◆ **The task**
Select lines where the word "image" appears.

# Exercise materials start

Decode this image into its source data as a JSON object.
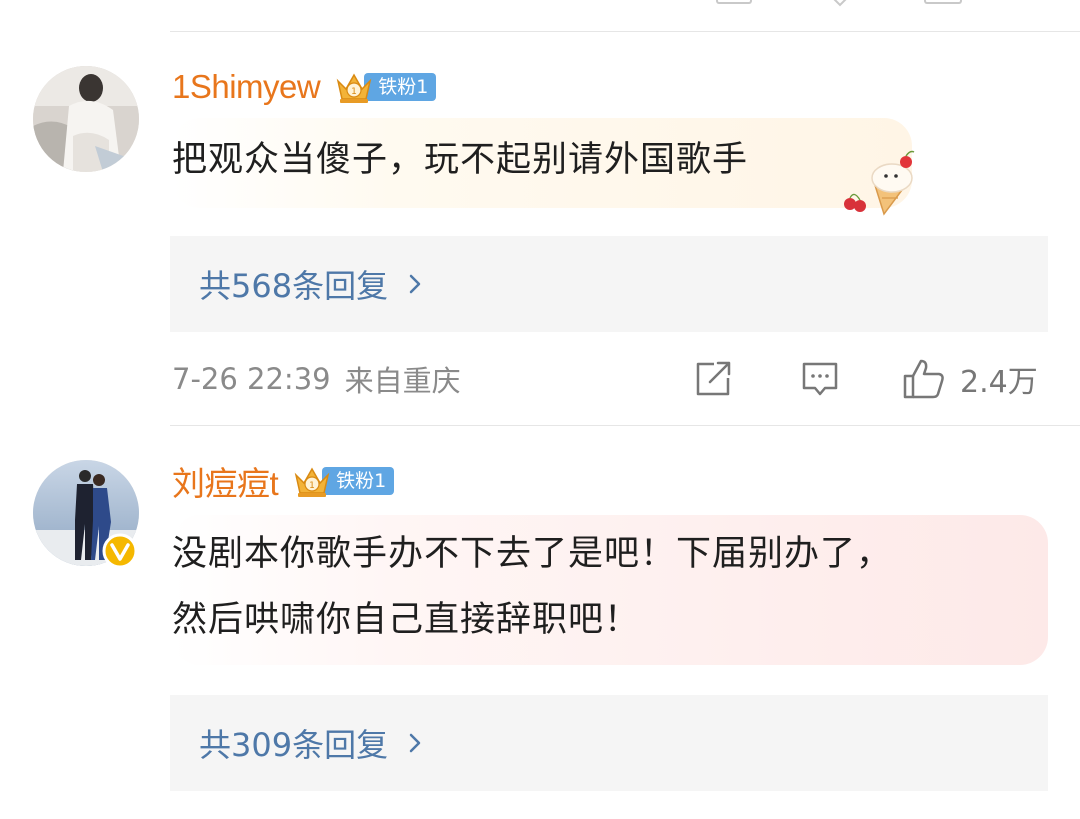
{
  "comments": [
    {
      "username": "1Shimyew",
      "badge": "铁粉1",
      "text": "把观众当傻子，玩不起别请外国歌手",
      "replies_label": "共568条回复",
      "time": "7-26 22:39",
      "location": "来自重庆",
      "likes": "2.4万"
    },
    {
      "username": "刘痘痘t",
      "badge": "铁粉1",
      "text_line1": "没剧本你歌手办不下去了是吧！下届别办了，",
      "text_line2": "然后哄啸你自己直接辞职吧！",
      "replies_label": "共309条回复"
    }
  ],
  "colors": {
    "username": "#e8761c",
    "reply_link": "#4e78a8",
    "badge_bg": "#5fa6e3",
    "verified": "#f5b800",
    "meta": "#8a8a8a"
  },
  "icons": [
    "repost-icon",
    "comment-icon",
    "like-icon",
    "chevron-right-icon",
    "crown-badge-icon",
    "verified-icon",
    "ice-cream-sticker-icon"
  ]
}
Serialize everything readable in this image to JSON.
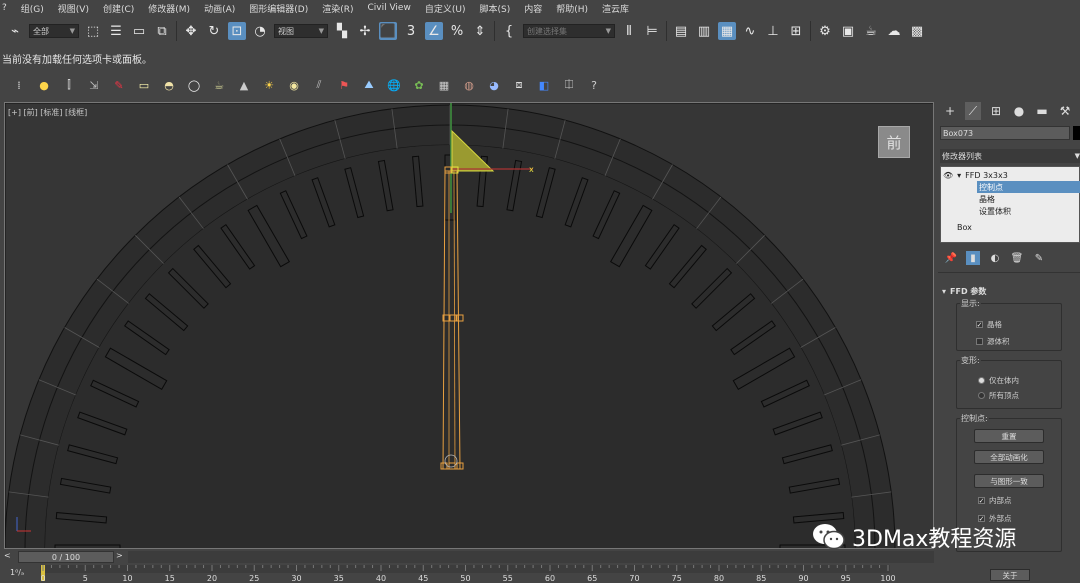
{
  "menubar": {
    "items": [
      "?",
      "组(G)",
      "视图(V)",
      "创建(C)",
      "修改器(M)",
      "动画(A)",
      "图形编辑器(D)",
      "渲染(R)",
      "Civil View",
      "自定义(U)",
      "脚本(S)",
      "内容",
      "帮助(H)",
      "渲云库"
    ]
  },
  "toolbar": {
    "selection_filter": "全部",
    "ref_coord": "视图",
    "named_selection_placeholder": "创建选择集"
  },
  "prompt": {
    "text": "当前没有加载任何选项卡或面板。"
  },
  "viewport": {
    "label": "[+] [前] [标准] [线框]",
    "viewcube_label": "前",
    "axis_x_label": "x"
  },
  "command_panel": {
    "object_name": "Box073",
    "modifier_list": "修改器列表",
    "stack": {
      "ffd": "FFD 3x3x3",
      "control_points": "控制点",
      "lattice": "晶格",
      "set_volume": "设置体积",
      "base": "Box"
    },
    "rollout_title": "FFD 参数",
    "display_group": "显示:",
    "lattice_option": "晶格",
    "source_volume_option": "源体积",
    "deform_group": "变形:",
    "only_in_volume": "仅在体内",
    "all_vertices": "所有顶点",
    "control_points_group": "控制点:",
    "reset_button": "重置",
    "animate_all_button": "全部动画化",
    "conform_button": "与图形一致",
    "inside_points": "内部点",
    "outside_points": "外部点",
    "about_button": "关于"
  },
  "timeslider": {
    "frame_text": "0 / 100",
    "left_arrow": "<",
    "right_arrow": ">"
  },
  "trackbar": {
    "label": "1⁰/ₔ",
    "ticks": [
      "0",
      "5",
      "10",
      "15",
      "20",
      "25",
      "30",
      "35",
      "40",
      "45",
      "50",
      "55",
      "60",
      "65",
      "70",
      "75",
      "80",
      "85",
      "90",
      "95",
      "100"
    ]
  },
  "watermark": {
    "text": "3DMax教程资源"
  },
  "colors": {
    "ui_bg": "#444444",
    "viewport_bg": "#2c2c2c",
    "active_blue": "#5a8fc0",
    "selection_orange": "#e8a040",
    "gizmo_yellow": "#d8d840"
  }
}
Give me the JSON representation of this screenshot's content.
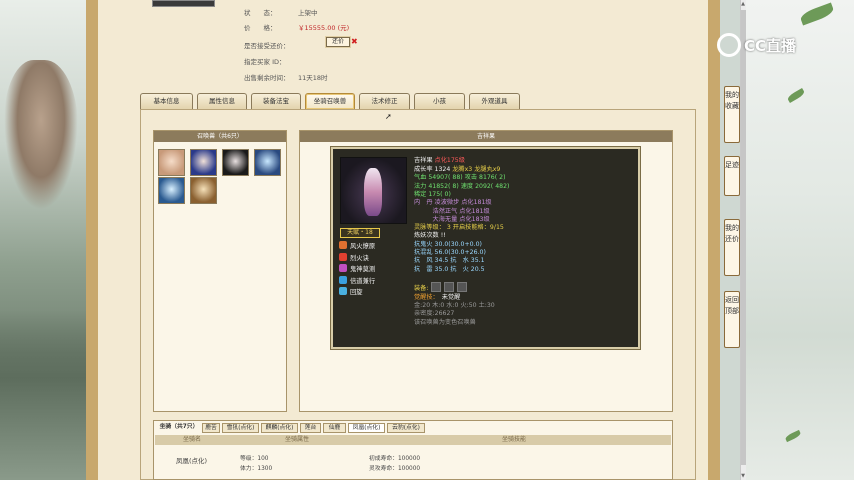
{
  "info": {
    "rows": [
      {
        "label": "状　　态：",
        "value": "上架中"
      },
      {
        "label": "价　　格：",
        "value": "￥15555.00 (元)"
      },
      {
        "label": "是否接受还价：",
        "value": ""
      },
      {
        "label": "指定买家 ID：",
        "value": ""
      },
      {
        "label": "出售剩余时间：",
        "value": "11天18时"
      }
    ],
    "offer_button": "还价",
    "close_symbol": "✖"
  },
  "tabs": [
    "基本信息",
    "属性信息",
    "装备法宝",
    "坐骑召唤兽",
    "法术修正",
    "小孩",
    "外观道具"
  ],
  "pets_panel": {
    "title": "召唤兽（共6只）",
    "pets": [
      {
        "name": "pet-1",
        "color": "#e8c8b0"
      },
      {
        "name": "pet-2",
        "color": "#3a4a8a"
      },
      {
        "name": "pet-3",
        "color": "#2a2a2a"
      },
      {
        "name": "pet-4",
        "color": "#5a8ab8"
      },
      {
        "name": "pet-5",
        "color": "#4a7ab0"
      },
      {
        "name": "pet-6",
        "color": "#b89060"
      }
    ]
  },
  "detail": {
    "title": "吉祥果",
    "name": "吉祥果",
    "badge": "点化175级",
    "lines": [
      {
        "parts": [
          {
            "t": "成长率 1324  ",
            "c": "w"
          },
          {
            "t": "龙腾x3 龙腿丸x9",
            "c": "y"
          }
        ]
      },
      {
        "parts": [
          {
            "t": "气血 54907( 88) 攻击 8176( 2)",
            "c": "g"
          }
        ]
      },
      {
        "parts": [
          {
            "t": "法力 41852( 8) 速度 2092( 482)",
            "c": "g"
          }
        ]
      },
      {
        "parts": [
          {
            "t": "稀定 175( 0)",
            "c": "g"
          }
        ]
      },
      {
        "parts": [
          {
            "t": "内　丹 凌波微步 点化181级",
            "c": "p"
          }
        ]
      },
      {
        "parts": [
          {
            "t": "　　　浩然正气 点化181级",
            "c": "p"
          }
        ]
      },
      {
        "parts": [
          {
            "t": "　　　大海无量 点化183级",
            "c": "p"
          }
        ]
      },
      {
        "parts": [
          {
            "t": "灵脉等级：  3 开启技能格：9/15",
            "c": "y"
          }
        ]
      },
      {
        "parts": [
          {
            "t": "炼妖次数 !!",
            "c": "w"
          }
        ]
      },
      {
        "parts": [
          {
            "t": "抗鬼火 30.0(30.0+0.0)",
            "c": "c"
          }
        ]
      },
      {
        "parts": [
          {
            "t": "抗混乱 56.0(30.0+26.0)",
            "c": "c"
          }
        ]
      },
      {
        "parts": [
          {
            "t": "抗　风 34.5 抗　水 35.1",
            "c": "c"
          }
        ]
      },
      {
        "parts": [
          {
            "t": "抗　雷 35.0 抗　火 20.5",
            "c": "c"
          }
        ]
      }
    ],
    "equip_label": "装备:",
    "awaken": {
      "label": "觉醒技：",
      "value": "未觉醒"
    },
    "elements": "金:20 木:0 水:0 火:50 土:30",
    "intimacy": "亲密度:26627",
    "note": "该召唤兽为变色召唤兽",
    "tianfu": "天赋・18",
    "skills": [
      {
        "label": "风火燎原",
        "color": "#e07030"
      },
      {
        "label": "烈火诀",
        "color": "#e04030"
      },
      {
        "label": "鬼神莫测",
        "color": "#c050c0"
      },
      {
        "label": "倍道兼行",
        "color": "#3aa0e0"
      },
      {
        "label": "回旋",
        "color": "#4ab0e0"
      }
    ]
  },
  "bottom": {
    "tabs": [
      "坐骑（共7只）",
      "鹿苦",
      "雪犼(点化)",
      "麒麟(点化)",
      "莲台",
      "仙鹿",
      "凤凰(点化)",
      "云豹(点化)"
    ],
    "headers": [
      "坐骑名",
      "坐骑属性",
      "坐骑技能"
    ],
    "row": {
      "name": "凤凰(点化)",
      "attrs": [
        "等级：100",
        "体力：1300"
      ],
      "extra": [
        "初成寿命：100000",
        "灵攻寿命：100000"
      ]
    }
  },
  "side_nav": [
    {
      "label": "我的收藏"
    },
    {
      "label": "足迹"
    },
    {
      "label": "我的还价"
    },
    {
      "label": "返回顶部"
    }
  ],
  "logo": {
    "text": "CC直播"
  },
  "scroll": {
    "up": "▲",
    "down": "▼"
  }
}
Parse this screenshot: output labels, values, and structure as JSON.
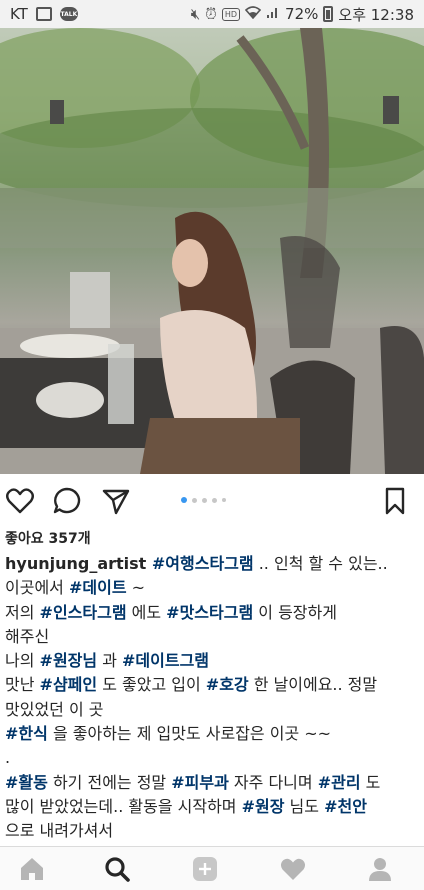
{
  "status_bar": {
    "carrier": "KT",
    "talk_badge": "TALK",
    "battery": "72%",
    "hd_label": "HD",
    "time": "오후 12:38",
    "icons": [
      "gallery-icon",
      "talk-icon",
      "mute-icon",
      "alarm-icon",
      "wifi-icon",
      "signal-icon",
      "battery-icon"
    ]
  },
  "post": {
    "carousel": {
      "count": 5,
      "active": 1
    },
    "likes": "좋아요 357개",
    "username": "hyunjung_artist",
    "caption_lines": [
      [
        {
          "t": "",
          "tag": false
        },
        {
          "t": "#여행스타그램",
          "tag": true
        },
        {
          "t": " .. 인척 할 수 있는..",
          "tag": false
        }
      ],
      [
        {
          "t": "이곳에서 ",
          "tag": false
        },
        {
          "t": "#데이트",
          "tag": true
        },
        {
          "t": " ~",
          "tag": false
        }
      ],
      [
        {
          "t": "저의 ",
          "tag": false
        },
        {
          "t": "#인스타그램",
          "tag": true
        },
        {
          "t": " 에도 ",
          "tag": false
        },
        {
          "t": "#맛스타그램",
          "tag": true
        },
        {
          "t": " 이 등장하게",
          "tag": false
        }
      ],
      [
        {
          "t": "해주신",
          "tag": false
        }
      ],
      [
        {
          "t": "나의 ",
          "tag": false
        },
        {
          "t": "#원장님",
          "tag": true
        },
        {
          "t": " 과 ",
          "tag": false
        },
        {
          "t": "#데이트그램",
          "tag": true
        }
      ],
      [
        {
          "t": "맛난 ",
          "tag": false
        },
        {
          "t": "#샴페인",
          "tag": true
        },
        {
          "t": " 도 좋았고 입이 ",
          "tag": false
        },
        {
          "t": "#호강",
          "tag": true
        },
        {
          "t": " 한 날이에요.. 정말",
          "tag": false
        }
      ],
      [
        {
          "t": "맛있었던 이 곳",
          "tag": false
        }
      ],
      [
        {
          "t": "#한식",
          "tag": true
        },
        {
          "t": " 을 좋아하는 제 입맛도 사로잡은 이곳 ~~",
          "tag": false
        }
      ],
      [
        {
          "t": ".",
          "tag": false
        }
      ],
      [
        {
          "t": "#활동",
          "tag": true
        },
        {
          "t": " 하기 전에는 정말 ",
          "tag": false
        },
        {
          "t": "#피부과",
          "tag": true
        },
        {
          "t": " 자주 다니며 ",
          "tag": false
        },
        {
          "t": "#관리",
          "tag": true
        },
        {
          "t": " 도",
          "tag": false
        }
      ],
      [
        {
          "t": "많이 받았었는데.. 활동을 시작하며 ",
          "tag": false
        },
        {
          "t": "#원장",
          "tag": true
        },
        {
          "t": " 님도 ",
          "tag": false
        },
        {
          "t": "#천안",
          "tag": true
        }
      ],
      [
        {
          "t": "으로 내려가셔서",
          "tag": false
        }
      ]
    ],
    "action_icons": [
      "heart-icon",
      "comment-icon",
      "share-icon",
      "bookmark-icon"
    ]
  },
  "bottom_nav": [
    "home-icon",
    "search-icon",
    "add-icon",
    "activity-heart-icon",
    "profile-icon"
  ],
  "colors": {
    "hashtag": "#003569",
    "text": "#262626",
    "carousel_active": "#3897f0",
    "nav_inactive": "#b5b5b5"
  }
}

# Exercise materials end

◆ **Expected answer**
Decode this image into its source data as a JSON object.
Serialize everything readable in this image to JSON.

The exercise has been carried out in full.